_Collected data entries_
————

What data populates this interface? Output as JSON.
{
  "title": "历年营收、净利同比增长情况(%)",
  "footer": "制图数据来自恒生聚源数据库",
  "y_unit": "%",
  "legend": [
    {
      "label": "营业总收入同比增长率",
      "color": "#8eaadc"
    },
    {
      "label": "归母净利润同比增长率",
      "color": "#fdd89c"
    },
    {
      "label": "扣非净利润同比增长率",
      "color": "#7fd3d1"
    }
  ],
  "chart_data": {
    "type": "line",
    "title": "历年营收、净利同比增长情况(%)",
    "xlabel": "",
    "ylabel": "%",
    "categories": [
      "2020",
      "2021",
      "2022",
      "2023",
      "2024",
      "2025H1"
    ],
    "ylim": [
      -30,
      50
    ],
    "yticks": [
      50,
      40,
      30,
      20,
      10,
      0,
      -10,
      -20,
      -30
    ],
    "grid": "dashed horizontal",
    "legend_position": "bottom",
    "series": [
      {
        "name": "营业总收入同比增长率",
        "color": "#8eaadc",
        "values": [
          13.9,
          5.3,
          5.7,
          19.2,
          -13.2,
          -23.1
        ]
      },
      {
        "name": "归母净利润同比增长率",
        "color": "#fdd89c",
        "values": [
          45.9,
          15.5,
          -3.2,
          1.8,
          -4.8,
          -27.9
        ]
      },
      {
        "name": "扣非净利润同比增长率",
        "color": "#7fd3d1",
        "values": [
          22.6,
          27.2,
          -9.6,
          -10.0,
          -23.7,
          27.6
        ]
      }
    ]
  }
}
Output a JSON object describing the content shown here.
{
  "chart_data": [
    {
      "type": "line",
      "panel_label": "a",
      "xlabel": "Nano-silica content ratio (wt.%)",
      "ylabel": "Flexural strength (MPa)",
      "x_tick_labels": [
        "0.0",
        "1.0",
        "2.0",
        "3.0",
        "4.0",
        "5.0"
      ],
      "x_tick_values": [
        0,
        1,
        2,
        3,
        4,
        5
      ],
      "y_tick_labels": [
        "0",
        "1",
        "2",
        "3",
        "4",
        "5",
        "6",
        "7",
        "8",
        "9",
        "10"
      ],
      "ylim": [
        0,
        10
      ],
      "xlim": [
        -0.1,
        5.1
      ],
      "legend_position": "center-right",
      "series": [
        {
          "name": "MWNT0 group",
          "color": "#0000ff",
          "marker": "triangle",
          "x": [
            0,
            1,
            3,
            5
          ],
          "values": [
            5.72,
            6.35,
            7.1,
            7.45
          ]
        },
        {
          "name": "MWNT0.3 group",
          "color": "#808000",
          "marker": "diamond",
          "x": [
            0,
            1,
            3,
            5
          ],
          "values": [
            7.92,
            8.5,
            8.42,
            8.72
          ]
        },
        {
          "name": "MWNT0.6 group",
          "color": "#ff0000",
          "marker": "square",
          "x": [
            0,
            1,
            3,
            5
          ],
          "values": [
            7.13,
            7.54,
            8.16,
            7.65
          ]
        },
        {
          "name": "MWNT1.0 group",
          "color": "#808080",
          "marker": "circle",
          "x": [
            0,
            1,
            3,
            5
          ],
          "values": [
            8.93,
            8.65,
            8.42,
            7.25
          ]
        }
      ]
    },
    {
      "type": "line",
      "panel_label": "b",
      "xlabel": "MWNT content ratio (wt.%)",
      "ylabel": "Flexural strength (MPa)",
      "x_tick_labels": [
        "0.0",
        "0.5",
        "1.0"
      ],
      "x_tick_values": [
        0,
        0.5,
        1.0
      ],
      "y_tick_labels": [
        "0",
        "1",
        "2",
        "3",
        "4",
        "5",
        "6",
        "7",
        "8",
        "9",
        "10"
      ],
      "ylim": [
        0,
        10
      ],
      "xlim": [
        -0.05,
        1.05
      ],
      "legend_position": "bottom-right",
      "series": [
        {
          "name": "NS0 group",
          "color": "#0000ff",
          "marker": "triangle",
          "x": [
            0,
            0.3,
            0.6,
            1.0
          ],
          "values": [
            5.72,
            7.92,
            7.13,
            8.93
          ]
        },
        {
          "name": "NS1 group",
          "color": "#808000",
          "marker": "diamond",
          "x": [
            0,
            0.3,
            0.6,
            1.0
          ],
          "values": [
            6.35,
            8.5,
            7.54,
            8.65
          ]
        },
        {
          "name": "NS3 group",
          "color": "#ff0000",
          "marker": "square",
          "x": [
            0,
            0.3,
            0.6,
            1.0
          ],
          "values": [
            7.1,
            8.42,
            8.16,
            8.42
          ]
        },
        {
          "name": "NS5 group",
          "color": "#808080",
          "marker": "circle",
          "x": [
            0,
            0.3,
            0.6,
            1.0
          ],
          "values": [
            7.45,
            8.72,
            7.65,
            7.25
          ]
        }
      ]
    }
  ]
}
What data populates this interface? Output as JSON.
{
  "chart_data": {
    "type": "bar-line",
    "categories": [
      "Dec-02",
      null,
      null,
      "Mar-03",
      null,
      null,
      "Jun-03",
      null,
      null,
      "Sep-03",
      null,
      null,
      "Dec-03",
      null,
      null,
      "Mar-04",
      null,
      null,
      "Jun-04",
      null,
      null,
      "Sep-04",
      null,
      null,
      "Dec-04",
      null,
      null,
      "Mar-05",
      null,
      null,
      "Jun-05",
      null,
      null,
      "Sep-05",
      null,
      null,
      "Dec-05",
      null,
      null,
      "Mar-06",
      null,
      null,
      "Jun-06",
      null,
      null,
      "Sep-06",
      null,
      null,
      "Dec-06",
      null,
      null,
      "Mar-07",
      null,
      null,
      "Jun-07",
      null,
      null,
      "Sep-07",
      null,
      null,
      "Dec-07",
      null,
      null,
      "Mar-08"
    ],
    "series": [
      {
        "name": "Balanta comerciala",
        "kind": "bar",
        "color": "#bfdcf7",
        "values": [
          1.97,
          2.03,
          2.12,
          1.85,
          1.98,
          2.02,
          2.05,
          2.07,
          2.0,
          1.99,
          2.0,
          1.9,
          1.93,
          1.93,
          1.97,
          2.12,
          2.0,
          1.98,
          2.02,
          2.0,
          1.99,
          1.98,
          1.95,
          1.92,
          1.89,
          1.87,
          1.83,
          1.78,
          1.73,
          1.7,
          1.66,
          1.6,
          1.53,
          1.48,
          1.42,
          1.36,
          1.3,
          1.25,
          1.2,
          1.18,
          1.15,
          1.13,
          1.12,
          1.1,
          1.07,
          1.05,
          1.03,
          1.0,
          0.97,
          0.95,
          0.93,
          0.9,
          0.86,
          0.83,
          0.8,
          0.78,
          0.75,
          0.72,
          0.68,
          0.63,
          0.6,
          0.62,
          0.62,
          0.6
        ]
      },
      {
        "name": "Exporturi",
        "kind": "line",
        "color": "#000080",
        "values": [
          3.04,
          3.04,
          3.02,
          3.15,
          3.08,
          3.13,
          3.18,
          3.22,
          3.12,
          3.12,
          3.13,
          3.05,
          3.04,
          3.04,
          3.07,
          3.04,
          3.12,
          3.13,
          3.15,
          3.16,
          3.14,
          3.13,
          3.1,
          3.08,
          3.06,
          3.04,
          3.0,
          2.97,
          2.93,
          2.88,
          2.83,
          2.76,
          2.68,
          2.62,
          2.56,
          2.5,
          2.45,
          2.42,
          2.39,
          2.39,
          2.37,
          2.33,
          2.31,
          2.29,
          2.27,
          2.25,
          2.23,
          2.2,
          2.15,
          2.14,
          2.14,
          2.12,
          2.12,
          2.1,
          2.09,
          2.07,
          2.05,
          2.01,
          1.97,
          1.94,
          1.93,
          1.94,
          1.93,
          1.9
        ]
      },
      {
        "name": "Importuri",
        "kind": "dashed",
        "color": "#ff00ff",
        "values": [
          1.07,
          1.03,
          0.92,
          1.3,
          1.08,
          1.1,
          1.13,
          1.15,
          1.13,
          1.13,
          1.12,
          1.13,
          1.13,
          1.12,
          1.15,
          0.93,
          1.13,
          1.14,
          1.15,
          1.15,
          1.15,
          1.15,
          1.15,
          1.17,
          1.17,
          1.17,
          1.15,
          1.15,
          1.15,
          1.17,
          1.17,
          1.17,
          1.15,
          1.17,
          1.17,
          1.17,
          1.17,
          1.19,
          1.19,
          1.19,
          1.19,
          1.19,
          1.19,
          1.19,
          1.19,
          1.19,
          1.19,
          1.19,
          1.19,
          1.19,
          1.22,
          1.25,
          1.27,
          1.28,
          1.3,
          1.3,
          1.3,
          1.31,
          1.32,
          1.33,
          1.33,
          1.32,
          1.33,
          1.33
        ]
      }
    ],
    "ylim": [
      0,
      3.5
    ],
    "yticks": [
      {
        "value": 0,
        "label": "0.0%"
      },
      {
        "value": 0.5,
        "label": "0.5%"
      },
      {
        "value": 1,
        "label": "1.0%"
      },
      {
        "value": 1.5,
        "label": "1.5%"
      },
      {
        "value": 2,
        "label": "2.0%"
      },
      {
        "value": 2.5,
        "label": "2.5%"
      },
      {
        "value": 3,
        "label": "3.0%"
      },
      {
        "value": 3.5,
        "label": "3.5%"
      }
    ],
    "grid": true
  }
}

————

Scan the listing above. Gather each line that contains the word "净利同比增长情况".

  "title": "历年营收、净利同比增长情况(%)",
    "title": "历年营收、净利同比增长情况(%)",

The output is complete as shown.